## Work to do
Lines holding the string "phục" are the ones to copy from this listing.

## Exercise input
[start]

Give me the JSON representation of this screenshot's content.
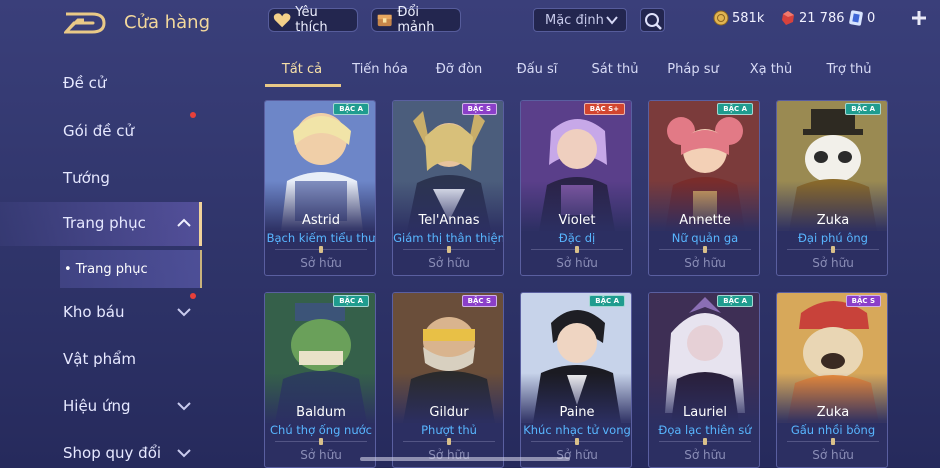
{
  "header": {
    "title": "Cửa hàng",
    "back_icon": "back-arrow-icon",
    "favorite_label": "Yêu thích",
    "fragment_label": "Đổi mảnh",
    "sort": {
      "selected": "Mặc định"
    },
    "currencies": {
      "coin": "581k",
      "gem": "21 786",
      "ticket": "0"
    }
  },
  "sidebar": {
    "items": [
      {
        "label": "Đề cử",
        "has_dot": false,
        "chevron": false
      },
      {
        "label": "Gói đề cử",
        "has_dot": true,
        "chevron": false
      },
      {
        "label": "Tướng",
        "has_dot": false,
        "chevron": false
      },
      {
        "label": "Trang phục",
        "has_dot": false,
        "chevron": "up"
      },
      {
        "label": "Kho báu",
        "has_dot": true,
        "chevron": "down"
      },
      {
        "label": "Vật phẩm",
        "has_dot": false,
        "chevron": false
      },
      {
        "label": "Hiệu ứng",
        "has_dot": false,
        "chevron": "down"
      },
      {
        "label": "Shop quy đổi",
        "has_dot": false,
        "chevron": "down"
      }
    ],
    "subitem": "• Trang phục"
  },
  "tabs": [
    "Tất cả",
    "Tiến hóa",
    "Đỡ đòn",
    "Đấu sĩ",
    "Sát thủ",
    "Pháp sư",
    "Xạ thủ",
    "Trợ thủ"
  ],
  "active_tab": 0,
  "colors": {
    "accent_gold": "#f0d39a",
    "skin_name_blue": "#58b6ff",
    "badge_a": "#1f9c8f",
    "badge_s": "#8b3fc9",
    "badge_splus": "#d2452f"
  },
  "cards": [
    {
      "hero": "Astrid",
      "skin": "Bạch kiếm tiểu thư",
      "tier": "BẬC A",
      "status": "Sở hữu"
    },
    {
      "hero": "Tel'Annas",
      "skin": "Giám thị thân thiện",
      "tier": "BẬC S",
      "status": "Sở hữu"
    },
    {
      "hero": "Violet",
      "skin": "Đặc dị",
      "tier": "BẬC S+",
      "status": "Sở hữu"
    },
    {
      "hero": "Annette",
      "skin": "Nữ quản ga",
      "tier": "BẬC A",
      "status": "Sở hữu"
    },
    {
      "hero": "Zuka",
      "skin": "Đại phú ông",
      "tier": "BẬC A",
      "status": "Sở hữu"
    },
    {
      "hero": "Baldum",
      "skin": "Chú thợ ống nước",
      "tier": "BẬC A",
      "status": "Sở hữu"
    },
    {
      "hero": "Gildur",
      "skin": "Phượt thủ",
      "tier": "BẬC S",
      "status": "Sở hữu"
    },
    {
      "hero": "Paine",
      "skin": "Khúc nhạc tử vong",
      "tier": "BẬC A",
      "status": "Sở hữu"
    },
    {
      "hero": "Lauriel",
      "skin": "Đọa lạc thiên sứ",
      "tier": "BẬC A",
      "status": "Sở hữu"
    },
    {
      "hero": "Zuka",
      "skin": "Gấu nhồi bông",
      "tier": "BẬC S",
      "status": "Sở hữu"
    }
  ]
}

[end]

## Final result
        "label": "Trang phục",
    "subitem": "• Trang phục"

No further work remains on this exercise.